• **PROMPT**: Using the records that follow, copy every line containing the word "African".

• **ENTRIES SHOWN**:
------------------------------------------------
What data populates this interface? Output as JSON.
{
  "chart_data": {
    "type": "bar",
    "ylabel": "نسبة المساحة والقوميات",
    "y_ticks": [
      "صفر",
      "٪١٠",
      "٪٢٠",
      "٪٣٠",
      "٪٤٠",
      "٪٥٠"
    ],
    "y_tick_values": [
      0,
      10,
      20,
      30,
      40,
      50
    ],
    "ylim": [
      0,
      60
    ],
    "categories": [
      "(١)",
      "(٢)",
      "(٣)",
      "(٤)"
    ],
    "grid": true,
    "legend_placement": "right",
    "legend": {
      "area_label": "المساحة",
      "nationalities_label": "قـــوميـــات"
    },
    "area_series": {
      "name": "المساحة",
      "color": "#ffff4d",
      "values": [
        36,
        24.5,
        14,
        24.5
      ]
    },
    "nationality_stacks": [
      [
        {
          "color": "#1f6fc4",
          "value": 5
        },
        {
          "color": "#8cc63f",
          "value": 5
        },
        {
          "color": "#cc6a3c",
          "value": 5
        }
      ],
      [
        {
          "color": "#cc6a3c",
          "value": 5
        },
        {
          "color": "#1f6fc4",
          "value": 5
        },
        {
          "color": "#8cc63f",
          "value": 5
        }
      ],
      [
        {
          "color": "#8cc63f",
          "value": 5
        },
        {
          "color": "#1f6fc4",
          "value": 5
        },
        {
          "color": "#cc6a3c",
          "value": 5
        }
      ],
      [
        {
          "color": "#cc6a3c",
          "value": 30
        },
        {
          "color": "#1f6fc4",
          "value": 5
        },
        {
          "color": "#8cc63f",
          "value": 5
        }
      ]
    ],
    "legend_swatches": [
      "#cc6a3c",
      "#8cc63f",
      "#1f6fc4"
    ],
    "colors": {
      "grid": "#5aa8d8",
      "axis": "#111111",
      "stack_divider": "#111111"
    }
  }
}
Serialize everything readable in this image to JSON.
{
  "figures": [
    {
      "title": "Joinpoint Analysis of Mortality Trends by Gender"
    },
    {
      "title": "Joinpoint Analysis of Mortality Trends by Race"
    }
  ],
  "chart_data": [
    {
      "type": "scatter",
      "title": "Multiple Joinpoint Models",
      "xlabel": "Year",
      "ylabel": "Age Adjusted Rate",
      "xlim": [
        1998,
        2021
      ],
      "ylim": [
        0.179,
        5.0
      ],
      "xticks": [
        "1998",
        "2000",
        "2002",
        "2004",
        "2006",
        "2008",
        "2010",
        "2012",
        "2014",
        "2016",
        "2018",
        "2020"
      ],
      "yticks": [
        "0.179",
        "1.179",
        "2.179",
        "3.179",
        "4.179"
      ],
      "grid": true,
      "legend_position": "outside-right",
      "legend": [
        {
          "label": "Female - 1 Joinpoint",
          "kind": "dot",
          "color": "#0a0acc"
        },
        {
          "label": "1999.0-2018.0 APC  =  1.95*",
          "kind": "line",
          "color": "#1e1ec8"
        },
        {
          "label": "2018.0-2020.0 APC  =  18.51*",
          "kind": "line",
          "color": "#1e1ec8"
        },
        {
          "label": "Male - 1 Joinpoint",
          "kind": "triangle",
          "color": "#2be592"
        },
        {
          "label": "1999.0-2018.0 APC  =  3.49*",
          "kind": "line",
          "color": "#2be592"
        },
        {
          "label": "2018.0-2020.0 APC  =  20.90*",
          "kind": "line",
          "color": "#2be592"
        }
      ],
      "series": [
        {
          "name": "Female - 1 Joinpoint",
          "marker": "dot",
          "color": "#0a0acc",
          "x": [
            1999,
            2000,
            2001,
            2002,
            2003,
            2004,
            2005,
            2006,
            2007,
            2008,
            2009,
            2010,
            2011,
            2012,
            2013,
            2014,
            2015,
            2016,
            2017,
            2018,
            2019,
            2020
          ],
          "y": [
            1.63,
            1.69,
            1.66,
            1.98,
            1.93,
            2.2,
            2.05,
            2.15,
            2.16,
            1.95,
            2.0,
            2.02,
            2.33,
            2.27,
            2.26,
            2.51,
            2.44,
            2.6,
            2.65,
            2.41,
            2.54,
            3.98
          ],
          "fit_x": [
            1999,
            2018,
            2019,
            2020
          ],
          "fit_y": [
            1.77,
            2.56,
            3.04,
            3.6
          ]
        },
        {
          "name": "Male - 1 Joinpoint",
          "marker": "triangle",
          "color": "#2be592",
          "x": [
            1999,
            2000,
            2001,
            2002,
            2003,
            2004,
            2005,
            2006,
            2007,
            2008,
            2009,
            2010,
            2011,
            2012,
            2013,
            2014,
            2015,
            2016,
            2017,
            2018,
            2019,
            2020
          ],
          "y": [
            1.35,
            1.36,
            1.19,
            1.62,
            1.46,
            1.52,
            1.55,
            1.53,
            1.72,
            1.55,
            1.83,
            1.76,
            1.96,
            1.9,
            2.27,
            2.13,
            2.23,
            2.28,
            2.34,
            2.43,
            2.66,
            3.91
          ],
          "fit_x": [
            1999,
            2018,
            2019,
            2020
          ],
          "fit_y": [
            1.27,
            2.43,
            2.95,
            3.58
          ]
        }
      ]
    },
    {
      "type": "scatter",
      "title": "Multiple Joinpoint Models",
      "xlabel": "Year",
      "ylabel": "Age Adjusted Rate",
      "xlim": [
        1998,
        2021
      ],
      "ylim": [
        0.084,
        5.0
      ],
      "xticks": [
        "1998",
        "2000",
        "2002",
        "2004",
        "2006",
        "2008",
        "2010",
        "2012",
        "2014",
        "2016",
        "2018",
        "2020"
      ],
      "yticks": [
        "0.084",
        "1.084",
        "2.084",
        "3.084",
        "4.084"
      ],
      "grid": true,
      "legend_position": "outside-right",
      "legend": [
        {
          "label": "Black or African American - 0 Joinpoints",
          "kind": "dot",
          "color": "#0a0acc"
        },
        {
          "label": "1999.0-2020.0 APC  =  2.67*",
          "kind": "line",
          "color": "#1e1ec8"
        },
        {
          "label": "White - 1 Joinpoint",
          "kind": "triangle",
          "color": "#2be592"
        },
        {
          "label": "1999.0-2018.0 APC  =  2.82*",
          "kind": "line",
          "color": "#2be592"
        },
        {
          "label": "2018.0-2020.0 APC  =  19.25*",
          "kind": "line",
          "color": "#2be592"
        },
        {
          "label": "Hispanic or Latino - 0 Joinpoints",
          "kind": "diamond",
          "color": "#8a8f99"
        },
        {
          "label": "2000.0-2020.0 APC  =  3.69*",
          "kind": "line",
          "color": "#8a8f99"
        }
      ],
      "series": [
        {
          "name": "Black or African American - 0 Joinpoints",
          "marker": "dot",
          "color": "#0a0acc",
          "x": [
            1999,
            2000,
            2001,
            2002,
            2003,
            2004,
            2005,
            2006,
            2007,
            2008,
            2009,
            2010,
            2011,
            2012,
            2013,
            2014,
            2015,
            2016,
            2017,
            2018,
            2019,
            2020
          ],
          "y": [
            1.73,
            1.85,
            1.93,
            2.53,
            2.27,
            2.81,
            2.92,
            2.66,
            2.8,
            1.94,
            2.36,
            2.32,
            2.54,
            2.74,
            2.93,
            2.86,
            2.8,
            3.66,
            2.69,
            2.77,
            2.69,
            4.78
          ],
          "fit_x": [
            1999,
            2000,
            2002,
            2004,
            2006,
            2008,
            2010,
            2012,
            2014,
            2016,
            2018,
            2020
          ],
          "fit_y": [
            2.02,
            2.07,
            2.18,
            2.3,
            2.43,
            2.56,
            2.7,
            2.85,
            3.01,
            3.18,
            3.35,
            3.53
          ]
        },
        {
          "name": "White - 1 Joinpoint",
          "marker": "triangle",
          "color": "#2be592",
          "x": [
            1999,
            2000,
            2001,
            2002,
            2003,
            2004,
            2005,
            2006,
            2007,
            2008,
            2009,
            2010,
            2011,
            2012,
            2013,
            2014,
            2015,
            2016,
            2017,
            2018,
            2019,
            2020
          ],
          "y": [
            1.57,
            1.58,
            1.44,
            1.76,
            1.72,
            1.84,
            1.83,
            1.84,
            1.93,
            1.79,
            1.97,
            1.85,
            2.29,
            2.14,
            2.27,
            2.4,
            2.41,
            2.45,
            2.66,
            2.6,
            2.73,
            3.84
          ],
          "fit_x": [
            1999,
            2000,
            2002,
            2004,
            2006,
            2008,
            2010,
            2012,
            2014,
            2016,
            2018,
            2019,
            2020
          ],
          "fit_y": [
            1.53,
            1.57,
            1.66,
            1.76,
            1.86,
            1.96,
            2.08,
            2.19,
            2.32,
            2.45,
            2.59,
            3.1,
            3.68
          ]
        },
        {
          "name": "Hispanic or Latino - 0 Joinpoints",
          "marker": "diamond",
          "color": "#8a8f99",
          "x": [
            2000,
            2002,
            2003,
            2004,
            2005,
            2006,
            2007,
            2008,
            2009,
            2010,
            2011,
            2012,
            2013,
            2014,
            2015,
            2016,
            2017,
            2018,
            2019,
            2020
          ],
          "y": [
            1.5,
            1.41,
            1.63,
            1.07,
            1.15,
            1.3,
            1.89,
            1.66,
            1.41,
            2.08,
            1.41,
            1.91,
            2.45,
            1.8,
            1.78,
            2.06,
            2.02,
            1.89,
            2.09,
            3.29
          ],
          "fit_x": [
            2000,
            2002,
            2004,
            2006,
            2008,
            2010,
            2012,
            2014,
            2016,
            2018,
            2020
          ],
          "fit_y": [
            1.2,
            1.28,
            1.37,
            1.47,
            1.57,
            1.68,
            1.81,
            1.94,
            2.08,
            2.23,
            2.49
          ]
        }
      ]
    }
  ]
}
------------------------------------------------
• **RESULT FOR THIS EXERCISE**:
          "label": "Black or African American - 0 Joinpoints",
          "name": "Black or African American - 0 Joinpoints",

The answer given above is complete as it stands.